[A block of data]
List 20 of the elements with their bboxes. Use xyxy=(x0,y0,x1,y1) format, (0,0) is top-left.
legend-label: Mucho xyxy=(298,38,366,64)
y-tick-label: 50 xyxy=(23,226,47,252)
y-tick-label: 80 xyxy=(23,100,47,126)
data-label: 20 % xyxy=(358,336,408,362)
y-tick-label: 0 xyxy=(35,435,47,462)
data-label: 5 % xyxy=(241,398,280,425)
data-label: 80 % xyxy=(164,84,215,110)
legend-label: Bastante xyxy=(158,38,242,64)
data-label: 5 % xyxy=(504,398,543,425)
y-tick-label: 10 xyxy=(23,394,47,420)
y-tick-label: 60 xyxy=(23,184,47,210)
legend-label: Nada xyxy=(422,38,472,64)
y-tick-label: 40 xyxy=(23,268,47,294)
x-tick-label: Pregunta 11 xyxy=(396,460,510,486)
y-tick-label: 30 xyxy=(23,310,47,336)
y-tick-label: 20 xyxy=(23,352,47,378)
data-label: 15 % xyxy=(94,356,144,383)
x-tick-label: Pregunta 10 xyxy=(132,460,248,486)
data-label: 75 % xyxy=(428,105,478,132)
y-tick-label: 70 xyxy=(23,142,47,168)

CHALLENGE: Rewrite the material above as a Markdown table with two columns, "Row" and "Line," giving each line its own numbered row and omitting blank lines.

SOLUTION FOR THIS EXERCISE:
| Row | Line |
|---|---|
| 1 | List 20 of the elements with their bboxes. Use xyxy=(x0,y0,x1,y1) format, (0,0) is top-left. |
| 2 | legend-label: Mucho xyxy=(298,38,366,64) |
| 3 | y-tick-label: 50 xyxy=(23,226,47,252) |
| 4 | y-tick-label: 80 xyxy=(23,100,47,126) |
| 5 | data-label: 20 % xyxy=(358,336,408,362) |
| 6 | y-tick-label: 0 xyxy=(35,435,47,462) |
| 7 | data-label: 5 % xyxy=(241,398,280,425) |
| 8 | data-label: 80 % xyxy=(164,84,215,110) |
| 9 | legend-label: Bastante xyxy=(158,38,242,64) |
| 10 | data-label: 5 % xyxy=(504,398,543,425) |
| 11 | y-tick-label: 10 xyxy=(23,394,47,420) |
| 12 | y-tick-label: 60 xyxy=(23,184,47,210) |
| 13 | legend-label: Nada xyxy=(422,38,472,64) |
| 14 | y-tick-label: 40 xyxy=(23,268,47,294) |
| 15 | x-tick-label: Pregunta 11 xyxy=(396,460,510,486) |
| 16 | y-tick-label: 30 xyxy=(23,310,47,336) |
| 17 | y-tick-label: 20 xyxy=(23,352,47,378) |
| 18 | data-label: 15 % xyxy=(94,356,144,383) |
| 19 | x-tick-label: Pregunta 10 xyxy=(132,460,248,486) |
| 20 | data-label: 75 % xyxy=(428,105,478,132) |
| 21 | y-tick-label: 70 xyxy=(23,142,47,168) |